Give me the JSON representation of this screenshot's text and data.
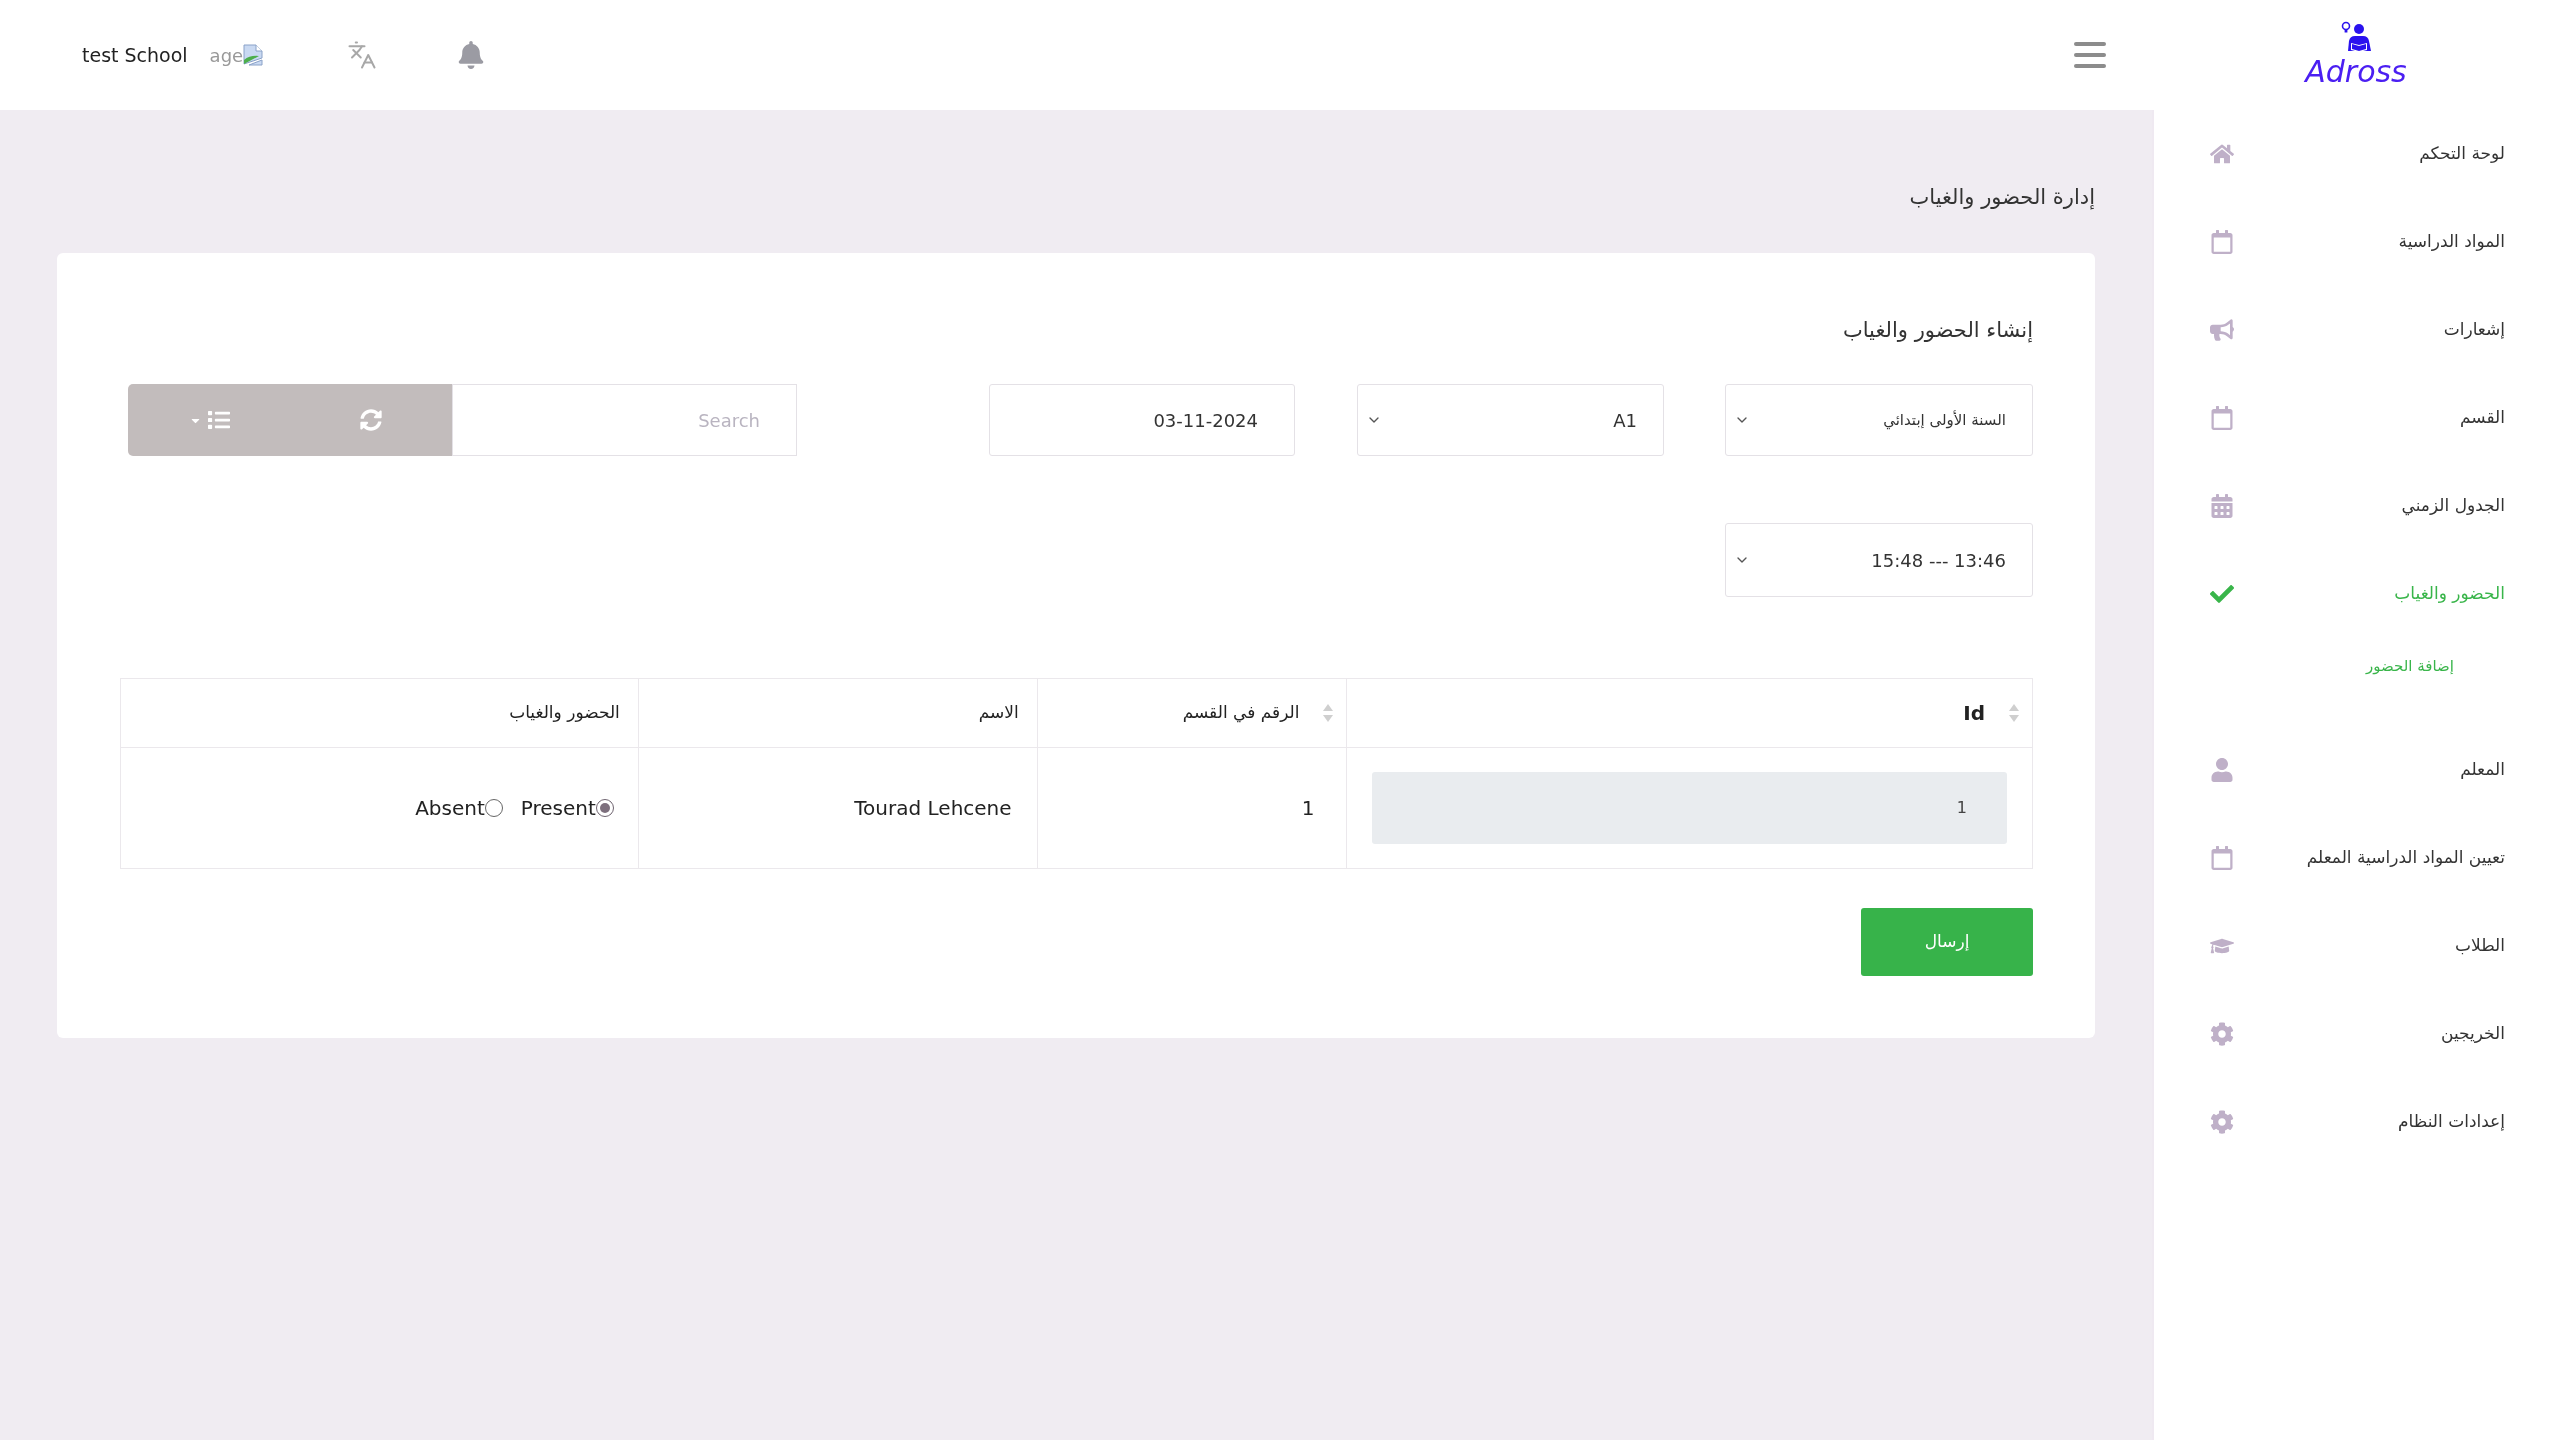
{
  "top_bar": {
    "school_name": "test School",
    "image_alt": "age"
  },
  "sidebar": {
    "logo_text": "Adross",
    "items": [
      {
        "label": "لوحة التحكم",
        "selected": false
      },
      {
        "label": "المواد الدراسية",
        "selected": false
      },
      {
        "label": "إشعارات",
        "selected": false
      },
      {
        "label": "القسم",
        "selected": false
      },
      {
        "label": "الجدول الزمني",
        "selected": false
      },
      {
        "label": "الحضور والغياب",
        "selected": true,
        "children": [
          {
            "label": "إضافة الحضور",
            "selected": true
          }
        ]
      },
      {
        "label": "المعلم",
        "selected": false
      },
      {
        "label": "تعيين المواد الدراسية المعلم",
        "selected": false
      },
      {
        "label": "الطلاب",
        "selected": false
      },
      {
        "label": "الخريجين",
        "selected": false
      },
      {
        "label": "إعدادات النظام",
        "selected": false
      }
    ]
  },
  "page_title": "إدارة الحضور والغياب",
  "form": {
    "title": "إنشاء الحضور والغياب",
    "grade_select": {
      "value": "السنة الأولى إبتدائي"
    },
    "class_select": {
      "value": "A1"
    },
    "date_field": {
      "value": "03-11-2024"
    },
    "search": {
      "placeholder": "Search"
    },
    "time_select": {
      "value": "15:48 --- 13:46"
    }
  },
  "table": {
    "columns": [
      {
        "label": "Id",
        "sortable": true
      },
      {
        "label": "الرقم في القسم",
        "sortable": true
      },
      {
        "label": "الاسم",
        "sortable": false
      },
      {
        "label": "الحضور والغياب",
        "sortable": false
      }
    ],
    "rows": [
      {
        "id": "1",
        "number": "1",
        "name": "Tourad Lehcene",
        "attendance": [
          {
            "label": "Present",
            "selected": true
          },
          {
            "label": "Absent",
            "selected": false
          }
        ]
      }
    ]
  },
  "submit_button": {
    "label": "إرسال"
  }
}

Exercise requirements.
Copy the data character for character, but drop all pictures from the copy.

Response to this task.
Give me the JSON representation of this screenshot's text and data.
{
  "top_bar": {
    "school_name": "test School",
    "image_alt": "age"
  },
  "sidebar": {
    "logo_text": "Adross",
    "items": [
      {
        "label": "لوحة التحكم",
        "selected": false
      },
      {
        "label": "المواد الدراسية",
        "selected": false
      },
      {
        "label": "إشعارات",
        "selected": false
      },
      {
        "label": "القسم",
        "selected": false
      },
      {
        "label": "الجدول الزمني",
        "selected": false
      },
      {
        "label": "الحضور والغياب",
        "selected": true,
        "children": [
          {
            "label": "إضافة الحضور",
            "selected": true
          }
        ]
      },
      {
        "label": "المعلم",
        "selected": false
      },
      {
        "label": "تعيين المواد الدراسية المعلم",
        "selected": false
      },
      {
        "label": "الطلاب",
        "selected": false
      },
      {
        "label": "الخريجين",
        "selected": false
      },
      {
        "label": "إعدادات النظام",
        "selected": false
      }
    ]
  },
  "page_title": "إدارة الحضور والغياب",
  "form": {
    "title": "إنشاء الحضور والغياب",
    "grade_select": {
      "value": "السنة الأولى إبتدائي"
    },
    "class_select": {
      "value": "A1"
    },
    "date_field": {
      "value": "03-11-2024"
    },
    "search": {
      "placeholder": "Search"
    },
    "time_select": {
      "value": "15:48 --- 13:46"
    }
  },
  "table": {
    "columns": [
      {
        "label": "Id",
        "sortable": true
      },
      {
        "label": "الرقم في القسم",
        "sortable": true
      },
      {
        "label": "الاسم",
        "sortable": false
      },
      {
        "label": "الحضور والغياب",
        "sortable": false
      }
    ],
    "rows": [
      {
        "id": "1",
        "number": "1",
        "name": "Tourad Lehcene",
        "attendance": [
          {
            "label": "Present",
            "selected": true
          },
          {
            "label": "Absent",
            "selected": false
          }
        ]
      }
    ]
  },
  "submit_button": {
    "label": "إرسال"
  }
}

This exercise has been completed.